### Work to be completed:
Search the entries below. Return every line that has "thiếu" in it.

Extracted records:
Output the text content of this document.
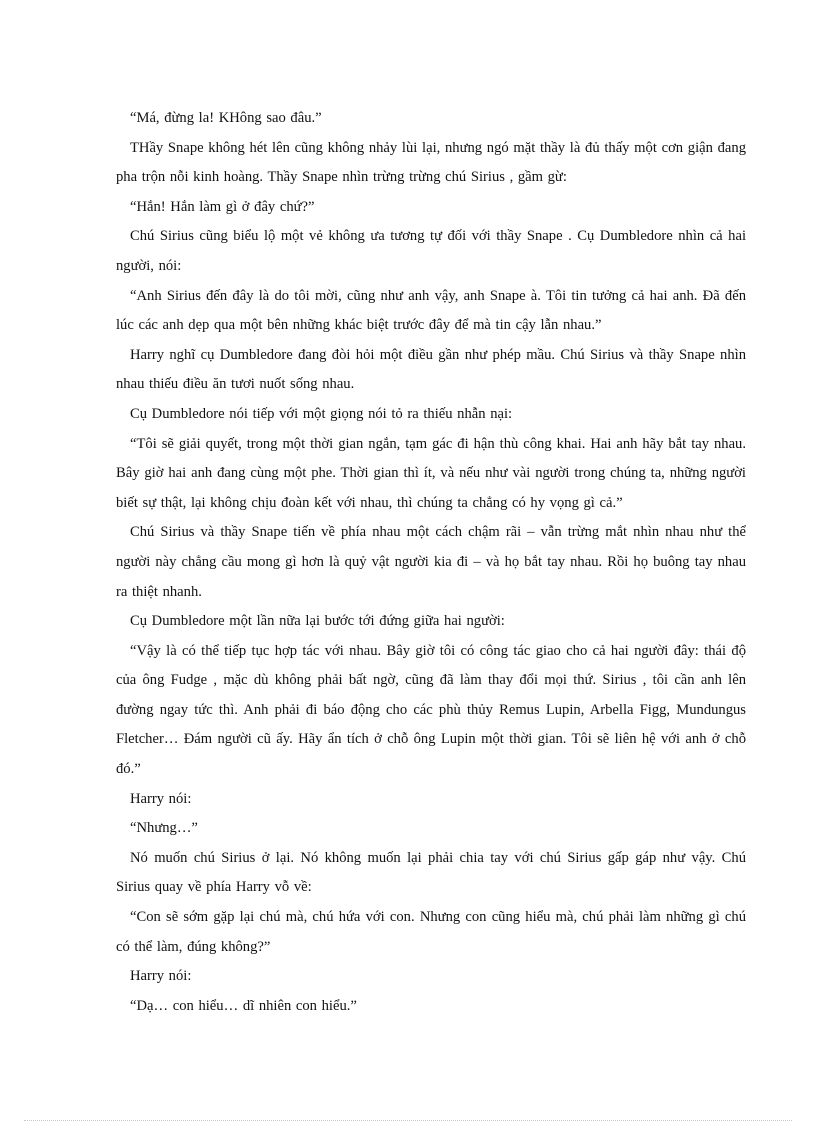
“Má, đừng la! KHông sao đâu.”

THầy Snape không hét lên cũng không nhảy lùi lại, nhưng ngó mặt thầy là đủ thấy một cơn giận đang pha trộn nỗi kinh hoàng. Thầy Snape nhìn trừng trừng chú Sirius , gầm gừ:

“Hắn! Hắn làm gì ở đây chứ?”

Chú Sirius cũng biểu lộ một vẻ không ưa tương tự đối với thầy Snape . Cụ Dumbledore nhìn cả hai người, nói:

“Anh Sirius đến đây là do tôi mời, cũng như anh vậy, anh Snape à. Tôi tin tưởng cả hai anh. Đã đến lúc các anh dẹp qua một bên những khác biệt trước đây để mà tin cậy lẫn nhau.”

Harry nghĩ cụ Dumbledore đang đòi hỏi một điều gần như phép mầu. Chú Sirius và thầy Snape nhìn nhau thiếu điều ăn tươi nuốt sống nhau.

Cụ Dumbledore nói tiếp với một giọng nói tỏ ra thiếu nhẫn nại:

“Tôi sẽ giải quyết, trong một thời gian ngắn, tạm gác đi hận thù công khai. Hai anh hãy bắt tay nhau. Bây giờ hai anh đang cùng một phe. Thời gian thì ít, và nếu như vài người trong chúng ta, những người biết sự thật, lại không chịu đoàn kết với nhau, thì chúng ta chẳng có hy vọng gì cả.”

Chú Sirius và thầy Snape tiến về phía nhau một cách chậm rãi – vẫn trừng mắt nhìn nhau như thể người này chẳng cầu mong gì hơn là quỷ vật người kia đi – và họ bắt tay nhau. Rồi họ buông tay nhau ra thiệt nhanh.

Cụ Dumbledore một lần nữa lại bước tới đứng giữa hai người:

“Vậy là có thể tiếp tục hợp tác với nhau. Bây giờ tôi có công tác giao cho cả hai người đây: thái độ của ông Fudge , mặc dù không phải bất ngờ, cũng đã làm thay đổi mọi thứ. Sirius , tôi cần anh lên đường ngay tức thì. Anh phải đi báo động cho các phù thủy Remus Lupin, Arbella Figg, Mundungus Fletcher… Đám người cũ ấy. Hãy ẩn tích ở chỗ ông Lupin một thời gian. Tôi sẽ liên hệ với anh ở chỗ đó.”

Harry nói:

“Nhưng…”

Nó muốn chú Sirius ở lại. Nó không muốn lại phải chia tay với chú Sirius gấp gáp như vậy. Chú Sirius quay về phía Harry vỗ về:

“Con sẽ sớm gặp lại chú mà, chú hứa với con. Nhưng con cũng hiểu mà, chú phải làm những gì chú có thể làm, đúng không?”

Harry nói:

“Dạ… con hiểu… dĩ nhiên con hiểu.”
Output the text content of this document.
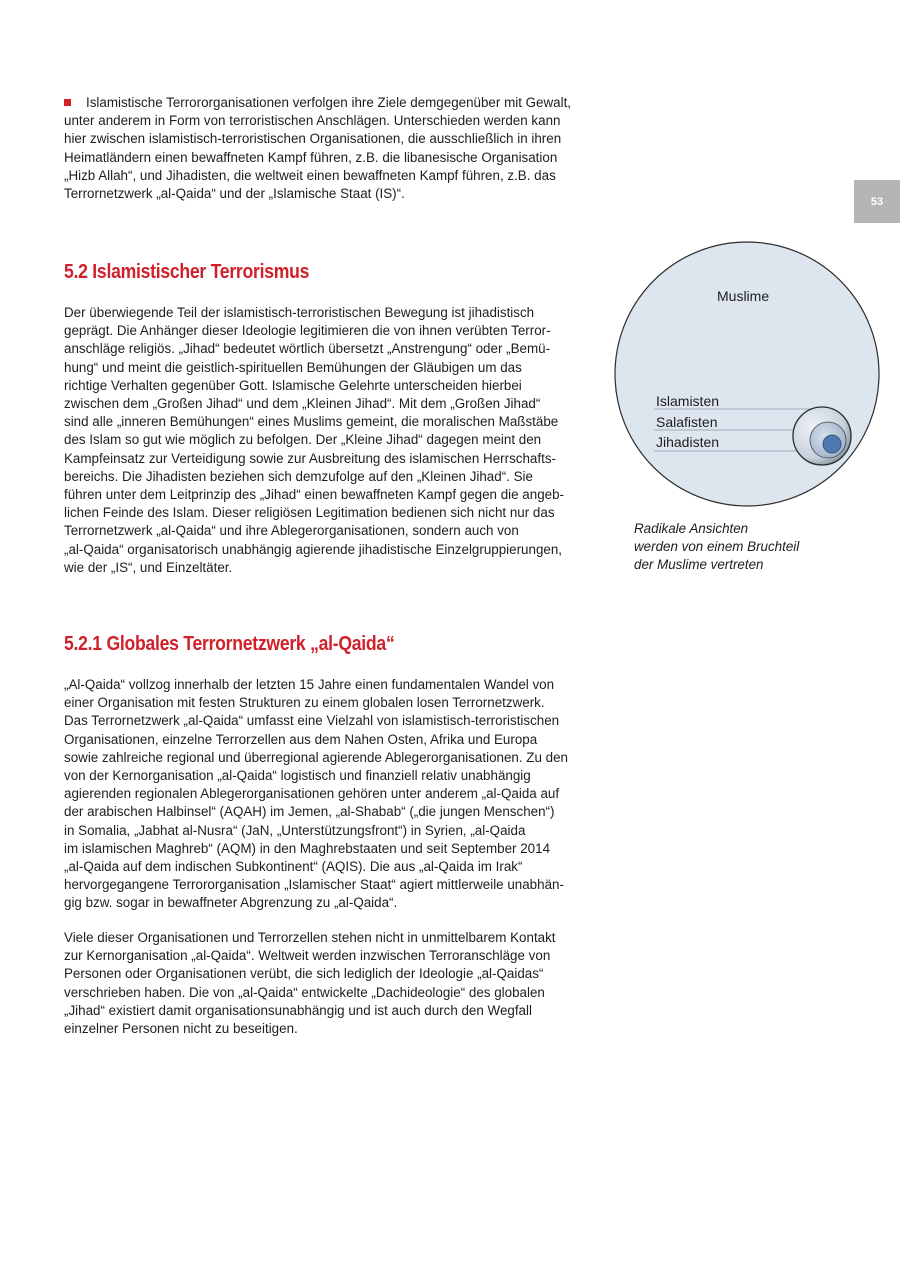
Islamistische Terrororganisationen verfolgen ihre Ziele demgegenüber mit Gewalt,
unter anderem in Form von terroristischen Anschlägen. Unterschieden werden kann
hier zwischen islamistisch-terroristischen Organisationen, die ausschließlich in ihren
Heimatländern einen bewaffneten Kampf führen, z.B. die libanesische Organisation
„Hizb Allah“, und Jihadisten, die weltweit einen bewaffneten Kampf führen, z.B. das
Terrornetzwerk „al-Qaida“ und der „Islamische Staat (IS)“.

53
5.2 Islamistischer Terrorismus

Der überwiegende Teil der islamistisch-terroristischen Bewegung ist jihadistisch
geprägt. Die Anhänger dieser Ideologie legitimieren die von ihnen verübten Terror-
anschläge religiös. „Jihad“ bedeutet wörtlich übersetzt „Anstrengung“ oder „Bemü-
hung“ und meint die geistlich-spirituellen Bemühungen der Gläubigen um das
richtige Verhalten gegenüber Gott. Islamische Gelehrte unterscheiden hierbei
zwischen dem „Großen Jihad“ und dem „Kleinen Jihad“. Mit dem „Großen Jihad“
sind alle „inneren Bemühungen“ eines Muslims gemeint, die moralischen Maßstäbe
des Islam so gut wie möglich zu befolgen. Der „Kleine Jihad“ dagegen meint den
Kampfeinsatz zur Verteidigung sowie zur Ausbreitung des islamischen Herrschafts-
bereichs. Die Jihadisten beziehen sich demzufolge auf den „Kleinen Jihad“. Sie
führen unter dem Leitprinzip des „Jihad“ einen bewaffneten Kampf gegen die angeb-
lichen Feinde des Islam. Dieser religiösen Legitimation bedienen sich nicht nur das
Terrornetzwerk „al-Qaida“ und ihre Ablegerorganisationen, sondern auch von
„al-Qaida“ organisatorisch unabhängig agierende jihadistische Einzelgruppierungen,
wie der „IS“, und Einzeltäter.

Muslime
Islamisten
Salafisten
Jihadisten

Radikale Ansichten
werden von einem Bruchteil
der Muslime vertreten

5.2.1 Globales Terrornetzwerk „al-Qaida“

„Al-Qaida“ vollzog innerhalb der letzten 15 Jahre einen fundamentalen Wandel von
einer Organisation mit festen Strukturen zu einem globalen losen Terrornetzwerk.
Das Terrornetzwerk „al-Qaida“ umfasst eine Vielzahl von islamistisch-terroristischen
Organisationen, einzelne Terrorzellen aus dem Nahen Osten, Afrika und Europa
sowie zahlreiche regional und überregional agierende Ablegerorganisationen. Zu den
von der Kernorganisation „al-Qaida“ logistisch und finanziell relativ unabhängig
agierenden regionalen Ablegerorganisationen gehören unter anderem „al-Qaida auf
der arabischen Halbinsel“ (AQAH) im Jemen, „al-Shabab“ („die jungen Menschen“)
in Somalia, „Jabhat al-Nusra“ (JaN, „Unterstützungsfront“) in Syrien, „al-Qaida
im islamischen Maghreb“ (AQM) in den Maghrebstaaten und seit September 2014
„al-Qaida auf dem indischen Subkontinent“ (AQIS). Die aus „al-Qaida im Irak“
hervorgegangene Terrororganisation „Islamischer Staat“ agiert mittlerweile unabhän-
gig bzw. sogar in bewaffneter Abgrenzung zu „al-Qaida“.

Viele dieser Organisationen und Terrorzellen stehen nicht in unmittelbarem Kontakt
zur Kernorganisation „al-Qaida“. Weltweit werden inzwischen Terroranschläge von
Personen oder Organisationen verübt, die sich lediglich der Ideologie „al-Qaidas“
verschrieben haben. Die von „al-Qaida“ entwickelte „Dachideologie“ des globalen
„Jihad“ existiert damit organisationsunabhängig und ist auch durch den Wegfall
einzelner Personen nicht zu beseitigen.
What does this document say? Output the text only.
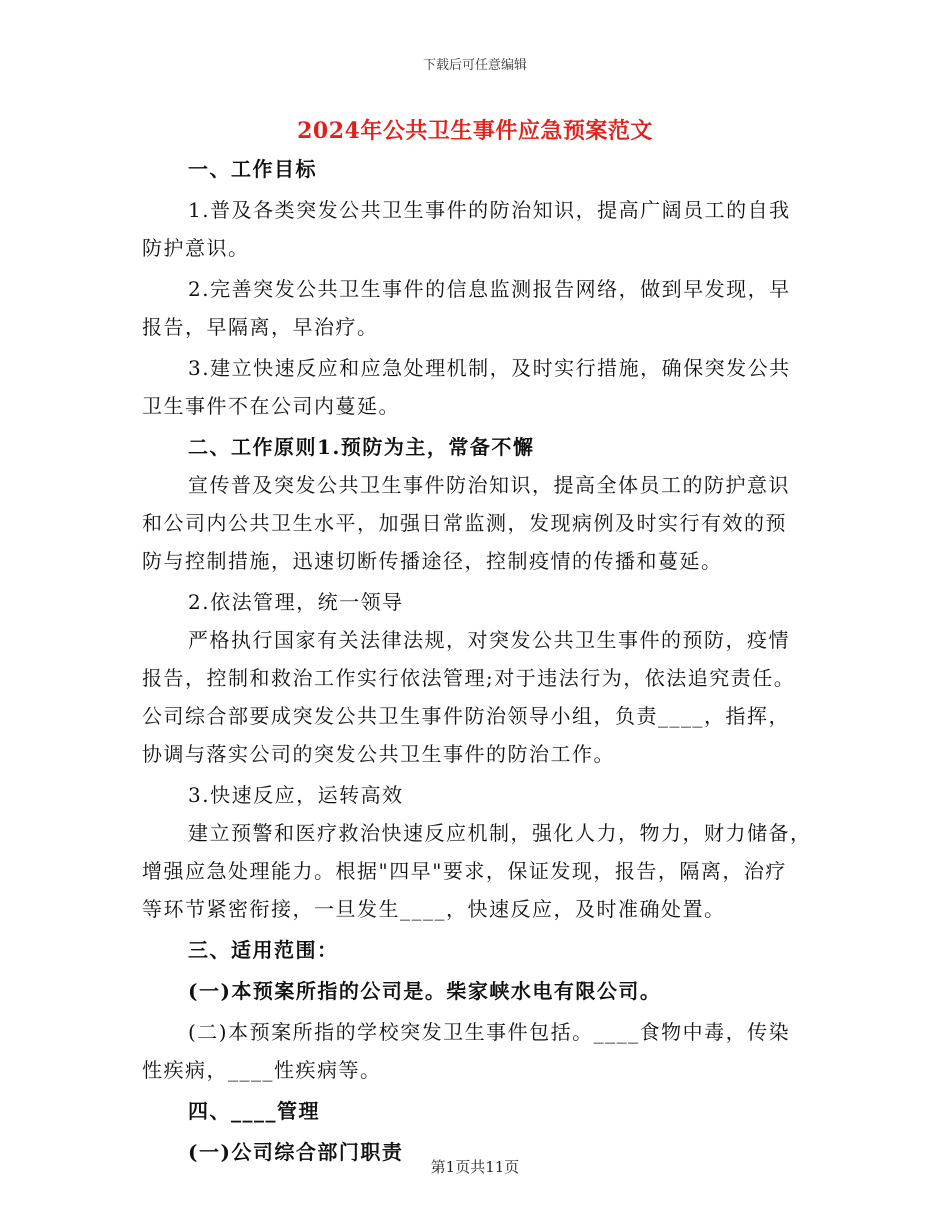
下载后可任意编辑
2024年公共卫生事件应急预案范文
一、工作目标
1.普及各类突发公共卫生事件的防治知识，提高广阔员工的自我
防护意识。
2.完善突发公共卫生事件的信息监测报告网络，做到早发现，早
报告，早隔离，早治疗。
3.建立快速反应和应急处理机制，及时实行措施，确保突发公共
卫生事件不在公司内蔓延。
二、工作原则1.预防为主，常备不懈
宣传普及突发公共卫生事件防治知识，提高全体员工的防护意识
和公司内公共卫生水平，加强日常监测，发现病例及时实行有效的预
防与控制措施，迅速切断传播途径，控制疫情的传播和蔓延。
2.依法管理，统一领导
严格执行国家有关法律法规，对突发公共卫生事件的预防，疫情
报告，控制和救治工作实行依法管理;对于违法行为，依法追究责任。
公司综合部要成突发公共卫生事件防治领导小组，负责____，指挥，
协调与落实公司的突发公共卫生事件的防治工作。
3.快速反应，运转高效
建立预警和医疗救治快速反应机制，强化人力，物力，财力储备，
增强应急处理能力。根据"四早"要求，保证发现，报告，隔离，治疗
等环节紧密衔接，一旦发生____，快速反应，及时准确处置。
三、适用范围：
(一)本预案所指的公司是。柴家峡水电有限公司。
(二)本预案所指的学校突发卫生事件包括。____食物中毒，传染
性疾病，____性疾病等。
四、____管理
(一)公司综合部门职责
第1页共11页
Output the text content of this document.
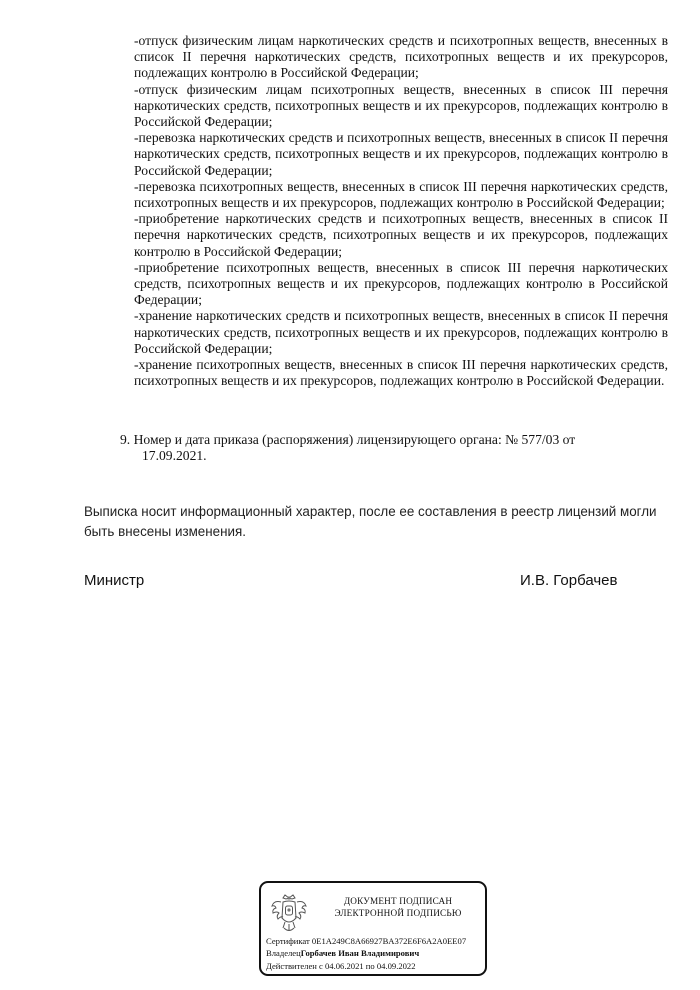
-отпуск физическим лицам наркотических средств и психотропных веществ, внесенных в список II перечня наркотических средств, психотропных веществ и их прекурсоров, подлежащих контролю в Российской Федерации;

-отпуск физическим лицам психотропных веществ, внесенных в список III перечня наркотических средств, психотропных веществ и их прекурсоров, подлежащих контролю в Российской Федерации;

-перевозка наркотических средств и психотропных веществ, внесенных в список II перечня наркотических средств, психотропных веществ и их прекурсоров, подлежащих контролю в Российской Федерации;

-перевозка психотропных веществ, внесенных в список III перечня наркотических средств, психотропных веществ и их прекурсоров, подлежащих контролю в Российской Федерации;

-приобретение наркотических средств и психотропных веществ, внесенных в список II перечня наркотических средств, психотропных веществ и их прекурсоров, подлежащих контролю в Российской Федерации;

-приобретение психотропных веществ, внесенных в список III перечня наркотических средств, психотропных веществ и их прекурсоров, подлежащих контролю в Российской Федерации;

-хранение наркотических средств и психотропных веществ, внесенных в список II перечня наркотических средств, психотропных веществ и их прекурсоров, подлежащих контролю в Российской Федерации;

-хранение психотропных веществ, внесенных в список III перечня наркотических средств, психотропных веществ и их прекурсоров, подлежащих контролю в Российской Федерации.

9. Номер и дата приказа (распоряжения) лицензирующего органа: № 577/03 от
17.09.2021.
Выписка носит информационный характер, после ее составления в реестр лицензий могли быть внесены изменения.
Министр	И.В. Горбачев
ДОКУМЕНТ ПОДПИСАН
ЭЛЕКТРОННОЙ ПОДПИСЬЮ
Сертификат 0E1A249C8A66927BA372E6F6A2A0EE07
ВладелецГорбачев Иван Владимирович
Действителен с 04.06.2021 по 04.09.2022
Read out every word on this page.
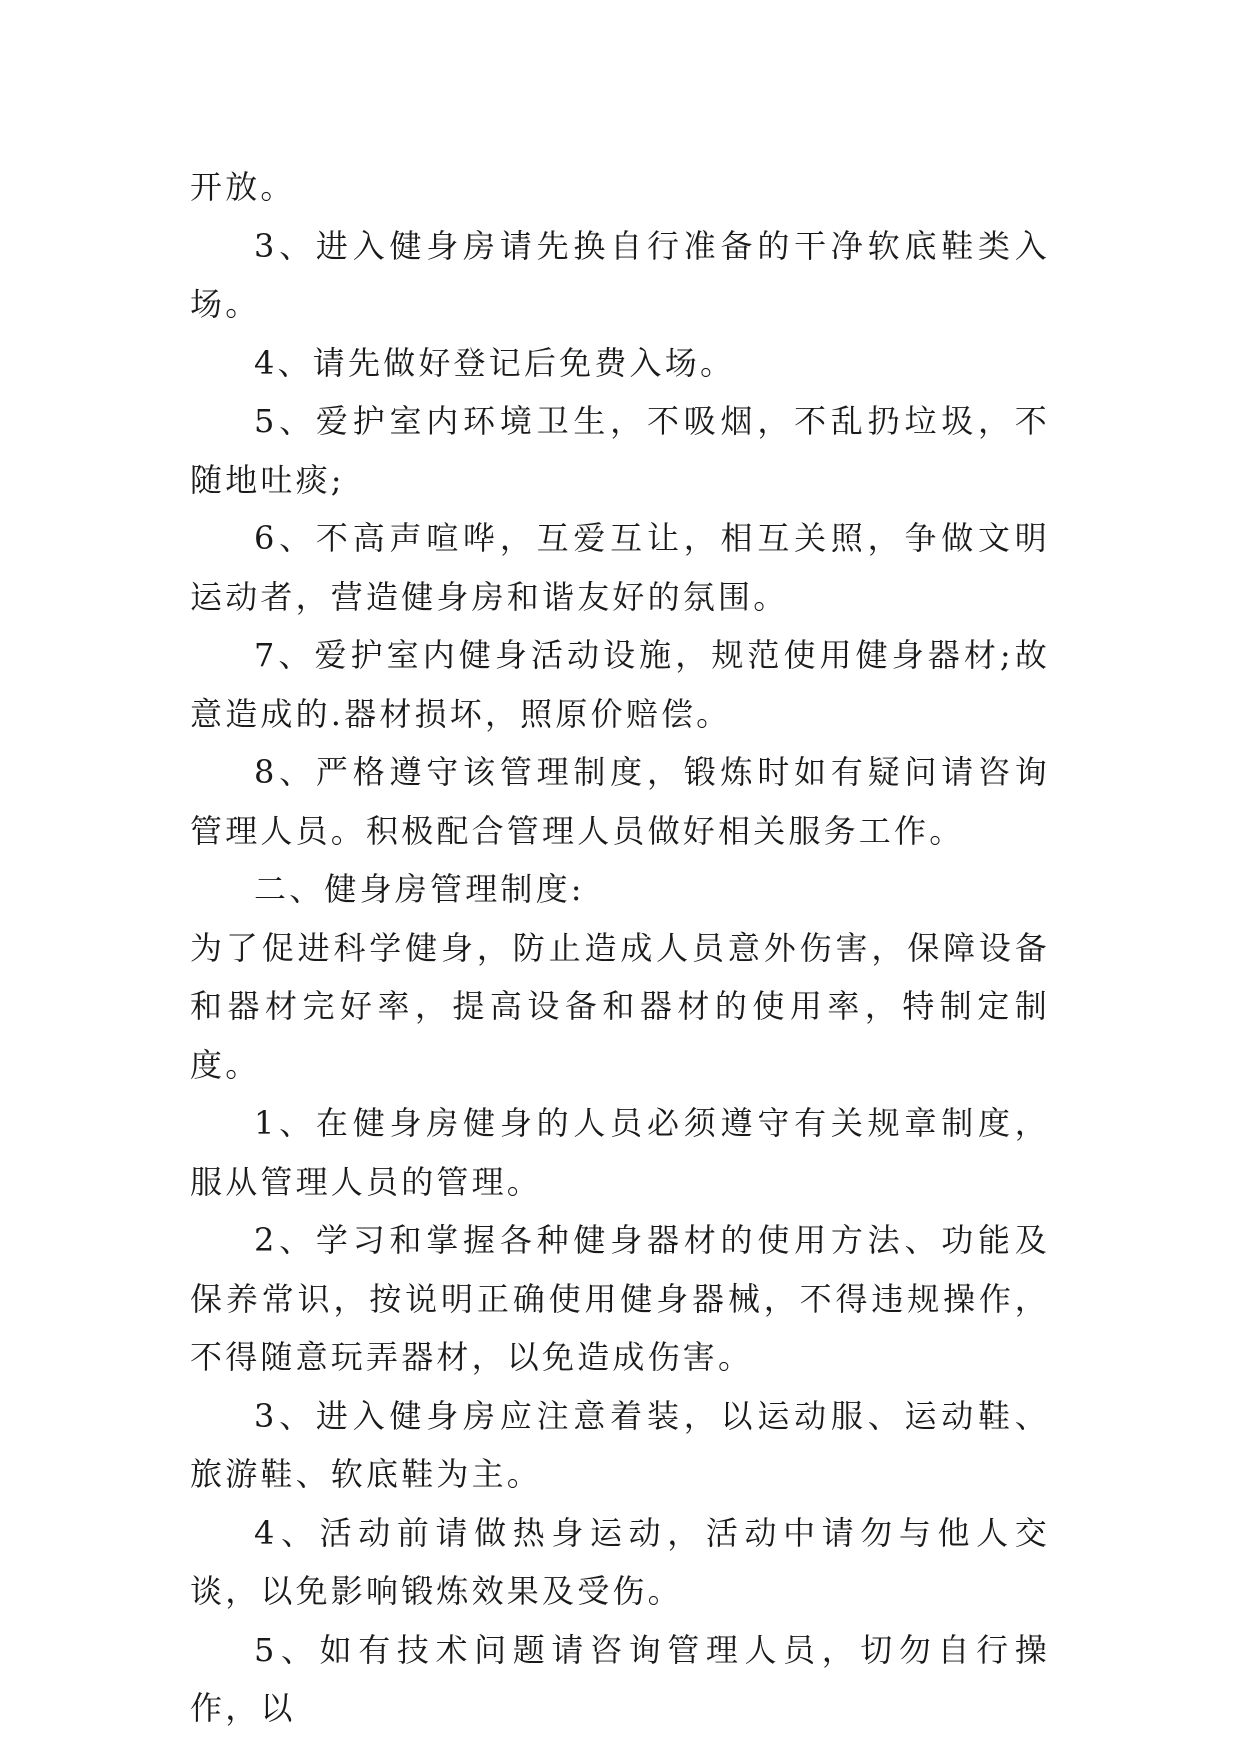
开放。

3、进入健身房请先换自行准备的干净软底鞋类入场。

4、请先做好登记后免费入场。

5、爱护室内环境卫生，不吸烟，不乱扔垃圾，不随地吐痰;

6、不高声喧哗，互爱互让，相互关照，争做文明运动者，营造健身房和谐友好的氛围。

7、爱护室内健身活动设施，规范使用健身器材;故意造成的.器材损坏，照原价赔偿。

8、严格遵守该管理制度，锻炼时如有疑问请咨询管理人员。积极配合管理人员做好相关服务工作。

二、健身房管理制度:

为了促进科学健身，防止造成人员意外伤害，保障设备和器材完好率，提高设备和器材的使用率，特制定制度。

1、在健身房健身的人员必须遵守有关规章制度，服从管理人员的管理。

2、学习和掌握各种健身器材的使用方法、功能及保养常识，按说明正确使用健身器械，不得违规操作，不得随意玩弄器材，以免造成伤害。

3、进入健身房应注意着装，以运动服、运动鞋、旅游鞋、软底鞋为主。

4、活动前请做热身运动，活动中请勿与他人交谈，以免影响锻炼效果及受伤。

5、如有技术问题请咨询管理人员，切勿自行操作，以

### The reply:
Harry nghĩ cụ Dumbledore đang đòi hỏi một điều gần như phép mầu. Chú Sirius và thầy Snape nhìn nhau thiếu điều ăn tươi nuốt sống nhau.
Cụ Dumbledore nói tiếp với một giọng nói tỏ ra thiếu nhẫn nại:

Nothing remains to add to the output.